▸ Labeled region entries:
* * * * *
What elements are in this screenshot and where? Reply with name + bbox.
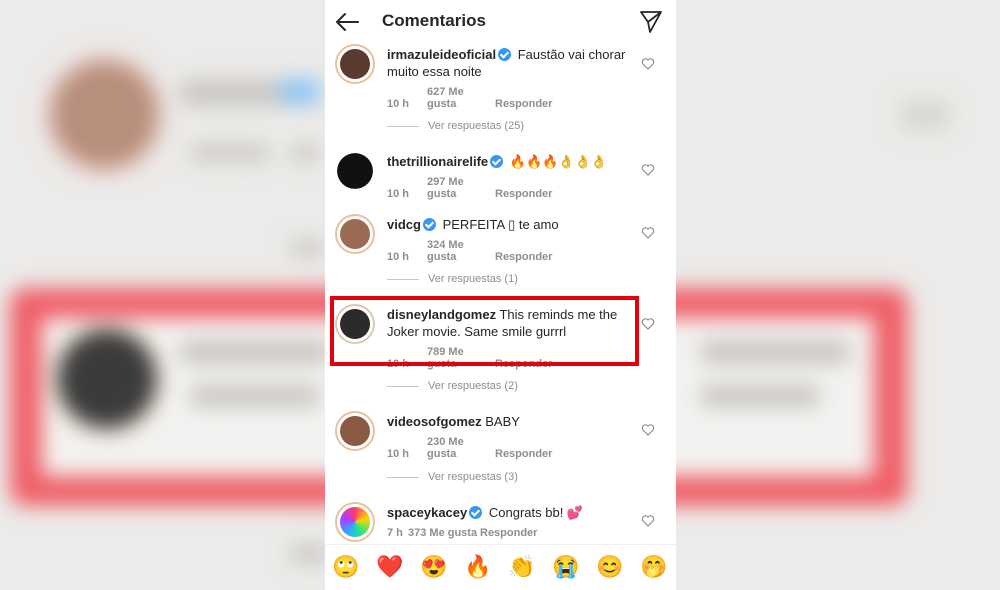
- emoji-giggle-icon[interactable]: 🤭: [639, 555, 669, 579]
- back-arrow-icon[interactable]: [333, 8, 361, 36]
- view-replies-link[interactable]: Ver respuestas (25): [387, 120, 524, 132]
- avatar[interactable]: [335, 214, 375, 254]
- view-replies-label: Ver respuestas (3): [428, 471, 518, 483]
- comment-username[interactable]: videosofgomez: [387, 414, 482, 429]
- blurred-text: [700, 340, 850, 364]
- comment-time: 10 h: [387, 448, 410, 460]
- comment-time: 10 h: [387, 188, 410, 200]
- comment-likes[interactable]: 627 Me gusta: [427, 86, 495, 110]
- blurred-meta: [190, 145, 270, 161]
- reply-button[interactable]: Responder: [480, 527, 537, 539]
- reply-button[interactable]: Responder: [495, 188, 552, 200]
- comment-likes[interactable]: 373 Me gusta: [408, 527, 480, 539]
- view-replies-link[interactable]: Ver respuestas (3): [387, 471, 518, 483]
- comment-text-block: videosofgomez BABY: [387, 413, 637, 430]
- comment-meta: 10 h 230 Me gusta Responder: [387, 436, 552, 460]
- comment-time: 7 h: [387, 527, 403, 539]
- comment-text: PERFEITA ▯ te amo: [442, 217, 559, 232]
- emoji-heart-icon[interactable]: ❤️: [375, 555, 405, 579]
- verified-badge-icon: [422, 218, 436, 231]
- reply-button[interactable]: Responder: [495, 251, 552, 263]
- like-heart-icon[interactable]: [641, 514, 655, 528]
- like-heart-icon[interactable]: [641, 317, 655, 331]
- avatar[interactable]: [335, 44, 375, 84]
- verified-badge-icon: [490, 155, 504, 168]
- divider-line: [387, 385, 419, 387]
- avatar[interactable]: [335, 151, 375, 191]
- avatar[interactable]: [335, 411, 375, 451]
- view-replies-link[interactable]: Ver respuestas (2): [387, 380, 518, 392]
- comment-text-block: thetrillionairelife 🔥🔥🔥👌👌👌: [387, 153, 637, 170]
- comment-likes[interactable]: 230 Me gusta: [427, 436, 495, 460]
- like-heart-icon[interactable]: [641, 226, 655, 240]
- divider-line: [387, 476, 419, 478]
- blurred-text: [700, 385, 820, 407]
- comment-text: 🔥🔥🔥👌👌👌: [509, 154, 607, 169]
- comment-text-block: spaceykacey Congrats bb! 💕: [387, 504, 637, 521]
- blurred-meta: [290, 240, 325, 256]
- send-icon[interactable]: [638, 9, 664, 35]
- comment-text-block: vidcg PERFEITA ▯ te amo: [387, 216, 637, 233]
- like-heart-icon[interactable]: [641, 423, 655, 437]
- reply-button[interactable]: Responder: [495, 448, 552, 460]
- blurred-avatar: [58, 330, 156, 428]
- reply-button[interactable]: Responder: [495, 98, 552, 110]
- comment-username[interactable]: vidcg: [387, 217, 421, 232]
- page-title: Comentarios: [382, 11, 486, 30]
- comment-meta: 10 h 324 Me gusta Responder: [387, 239, 552, 263]
- avatar[interactable]: [335, 502, 375, 542]
- view-replies-label: Ver respuestas (2): [428, 380, 518, 392]
- header: Comentarios: [325, 0, 676, 44]
- emoji-crying-icon[interactable]: 😭: [551, 555, 581, 579]
- blurred-meta: [290, 545, 330, 563]
- comment-meta: 10 h 297 Me gusta Responder: [387, 176, 552, 200]
- comment-text: BABY: [485, 414, 520, 429]
- view-replies-link[interactable]: Ver respuestas (1): [387, 273, 518, 285]
- emoji-smile-icon[interactable]: 😊: [595, 555, 625, 579]
- comment-likes[interactable]: 324 Me gusta: [427, 239, 495, 263]
- emoji-reaction-bar: 🙄 ❤️ 😍 🔥 👏 😭 😊 🤭: [325, 544, 676, 590]
- blurred-meta: [290, 145, 320, 161]
- blurred-avatar: [52, 62, 157, 167]
- divider-line: [387, 278, 419, 280]
- comments-screen: Comentarios irmazuleideoficial Faustão v…: [325, 0, 676, 590]
- comment-meta: 10 h 627 Me gusta Responder: [387, 86, 552, 110]
- comment-meta: 7 h 373 Me gusta Responder: [387, 527, 537, 539]
- comment-username[interactable]: thetrillionairelife: [387, 154, 488, 169]
- verified-badge-icon: [469, 506, 483, 519]
- view-replies-label: Ver respuestas (1): [428, 273, 518, 285]
- blurred-username: [180, 340, 330, 364]
- blurred-text: [190, 385, 320, 407]
- comment-time: 10 h: [387, 251, 410, 263]
- comment-text-block: irmazuleideoficial Faustão vai chorar mu…: [387, 46, 637, 80]
- comment-likes[interactable]: 297 Me gusta: [427, 176, 495, 200]
- emoji-heart-eyes-icon[interactable]: 😍: [419, 555, 449, 579]
- view-replies-label: Ver respuestas (25): [428, 120, 524, 132]
- emoji-fire-icon[interactable]: 🔥: [463, 555, 493, 579]
- divider-line: [387, 125, 419, 127]
- like-heart-icon[interactable]: [641, 57, 655, 71]
- blurred-badge: [280, 78, 320, 104]
- comment-username[interactable]: spaceykacey: [387, 505, 467, 520]
- like-heart-icon[interactable]: [641, 163, 655, 177]
- blurred-heart: [900, 100, 950, 130]
- highlight-box: [330, 296, 639, 366]
- verified-badge-icon: [498, 48, 512, 61]
- comment-text: Congrats bb! 💕: [488, 505, 584, 520]
- comment-username[interactable]: irmazuleideoficial: [387, 47, 496, 62]
- emoji-clap-icon[interactable]: 👏: [507, 555, 537, 579]
- emoji-eye-roll-icon[interactable]: 🙄: [331, 555, 361, 579]
- comment-time: 10 h: [387, 98, 410, 110]
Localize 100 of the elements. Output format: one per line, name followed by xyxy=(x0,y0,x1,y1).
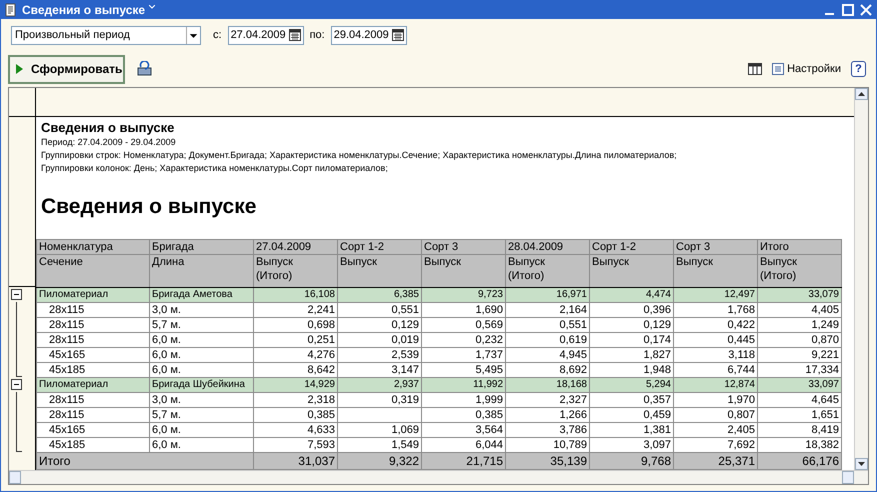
to-date-field[interactable]: 29.04.2009 xyxy=(330,26,407,44)
scroll-up-icon[interactable] xyxy=(858,92,865,96)
generate-button[interactable]: Сформировать xyxy=(8,54,125,84)
from-date-field[interactable]: 27.04.2009 xyxy=(228,26,304,44)
table-cell: 6,0 м. xyxy=(150,422,254,438)
table-cell: 45x165 xyxy=(36,422,150,438)
column-header: Сорт 1-2 xyxy=(338,240,422,254)
table-cell: 28x115 xyxy=(36,392,150,408)
table-cell: 0,551 xyxy=(338,302,422,318)
report-heading: Сведения о выпуске xyxy=(41,194,258,220)
table-cell: 5,7 м. xyxy=(150,318,254,332)
table-cell: 11,992 xyxy=(422,378,506,392)
period-dropdown[interactable]: Произвольный период xyxy=(11,26,201,44)
table-cell: 0,698 xyxy=(254,318,338,332)
table-cell: 1,249 xyxy=(758,318,842,332)
column-header: 28.04.2009 xyxy=(506,240,590,254)
table-cell: 2,405 xyxy=(674,422,758,438)
table-cell: 0,445 xyxy=(674,332,758,348)
horizontal-scrollbar[interactable] xyxy=(9,470,868,484)
table-cell: 0,232 xyxy=(422,332,506,348)
table-cell: 3,118 xyxy=(674,348,758,362)
refresh-icon[interactable] xyxy=(135,61,153,77)
table-cell: 1,690 xyxy=(422,302,506,318)
table-cell: 6,0 м. xyxy=(150,348,254,362)
table-cell: 2,241 xyxy=(254,302,338,318)
close-icon[interactable] xyxy=(859,2,873,16)
table-cell: 0,459 xyxy=(590,408,674,422)
table-cell: 28x115 xyxy=(36,408,150,422)
table-cell: 0,251 xyxy=(254,332,338,348)
table-cell: 0,551 xyxy=(506,318,590,332)
calendar-icon[interactable] xyxy=(288,29,301,41)
table-cell: 4,405 xyxy=(758,302,842,318)
table-cell: 4,276 xyxy=(254,348,338,362)
table-cell: 2,937 xyxy=(338,378,422,392)
table-cell: 1,381 xyxy=(590,422,674,438)
calendar-icon[interactable] xyxy=(392,29,404,41)
column-header: Бригада xyxy=(150,240,254,254)
table-cell: 0,019 xyxy=(338,332,422,348)
maximize-icon[interactable] xyxy=(841,2,855,16)
table-cell: 9,221 xyxy=(758,348,842,362)
play-icon xyxy=(16,64,23,74)
table-cell: 0,870 xyxy=(758,332,842,348)
table-cell: 16,108 xyxy=(254,288,338,302)
settings-icon xyxy=(772,63,784,75)
table-icon[interactable] xyxy=(748,63,762,75)
table-cell: 33,079 xyxy=(758,288,842,302)
scroll-down-icon[interactable] xyxy=(858,462,865,466)
table-cell: 1,827 xyxy=(590,348,674,362)
table-cell: 0,174 xyxy=(590,332,674,348)
table-cell: 0,319 xyxy=(338,392,422,408)
caret-icon[interactable] xyxy=(149,4,156,8)
table-cell: 0,129 xyxy=(338,318,422,332)
table-cell: 0,422 xyxy=(674,318,758,332)
settings-button[interactable]: Настройки xyxy=(772,60,841,78)
table-cell: Бригада Аметова xyxy=(150,288,254,302)
table-cell: 4,945 xyxy=(506,348,590,362)
row-groupings: Группировки строк: Номенклатура; Документ.Бригада; Характеристика номенклатуры.Сечение; Характеристика номенклатуры.Длина пиломатериалов; xyxy=(41,149,678,162)
vertical-scrollbar[interactable] xyxy=(854,88,868,470)
report-period: Период: 27.04.2009 - 29.04.2009 xyxy=(41,136,177,149)
table-cell: 2,327 xyxy=(506,392,590,408)
table-cell: 1,970 xyxy=(674,392,758,408)
from-label: с: xyxy=(213,28,222,43)
table-cell: 1,768 xyxy=(674,302,758,318)
collapse-button[interactable] xyxy=(11,379,22,390)
table-cell: 0,385 xyxy=(254,408,338,422)
table-cell: 18,168 xyxy=(506,378,590,392)
table-cell: 0,385 xyxy=(422,408,506,422)
column-header: Номенклатура xyxy=(36,240,150,254)
table-cell: 2,539 xyxy=(338,348,422,362)
window-title: Сведения о выпуске xyxy=(22,2,146,18)
document-icon xyxy=(4,2,18,16)
table-cell: 6,0 м. xyxy=(150,332,254,348)
table-cell: 3,0 м. xyxy=(150,302,254,318)
table-cell: 14,929 xyxy=(254,378,338,392)
table-cell: 0,807 xyxy=(674,408,758,422)
column-header: 27.04.2009 xyxy=(254,240,338,254)
table-cell: 1,266 xyxy=(506,408,590,422)
table-cell: 1,737 xyxy=(422,348,506,362)
table-cell: 28x115 xyxy=(36,332,150,348)
help-button[interactable]: ? xyxy=(851,61,866,77)
table-cell: 3,564 xyxy=(422,422,506,438)
table-cell: 5,294 xyxy=(590,378,674,392)
column-header: Сорт 3 xyxy=(422,240,506,254)
table-cell: Пиломатериал xyxy=(36,288,150,302)
table-cell: 33,097 xyxy=(758,378,842,392)
collapse-button[interactable] xyxy=(11,289,22,300)
table-cell: 28x115 xyxy=(36,302,150,318)
table-cell: 45x165 xyxy=(36,348,150,362)
column-groupings: Группировки колонок: День; Характеристика номенклатуры.Сорт пиломатериалов; xyxy=(41,162,389,175)
column-header: Сорт 1-2 xyxy=(590,240,674,254)
table-cell: 2,164 xyxy=(506,302,590,318)
table-cell: 2,318 xyxy=(254,392,338,408)
table-cell: 4,645 xyxy=(758,392,842,408)
table-cell: 12,874 xyxy=(674,378,758,392)
minus-icon xyxy=(13,291,20,298)
table-cell: 8,419 xyxy=(758,422,842,438)
table-cell: 4,633 xyxy=(254,422,338,438)
table-cell: 0,619 xyxy=(506,332,590,348)
dropdown-arrow-icon[interactable] xyxy=(186,26,200,44)
table-cell: 0,396 xyxy=(590,302,674,318)
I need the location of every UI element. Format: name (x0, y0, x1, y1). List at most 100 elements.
* * * * *
Which lines in the records above contain the string "avatar", with case counting? Report each of those lines in full.

▸ RESPONSE BELOW:
- avatar[interactable]: [335, 214, 375, 254]
- avatar[interactable]: [335, 44, 375, 84]
- avatar[interactable]: [335, 151, 375, 191]
- avatar[interactable]: [335, 411, 375, 451]
- blurred-avatar: [58, 330, 156, 428]
- avatar[interactable]: [335, 502, 375, 542]
- blurred-avatar: [52, 62, 157, 167]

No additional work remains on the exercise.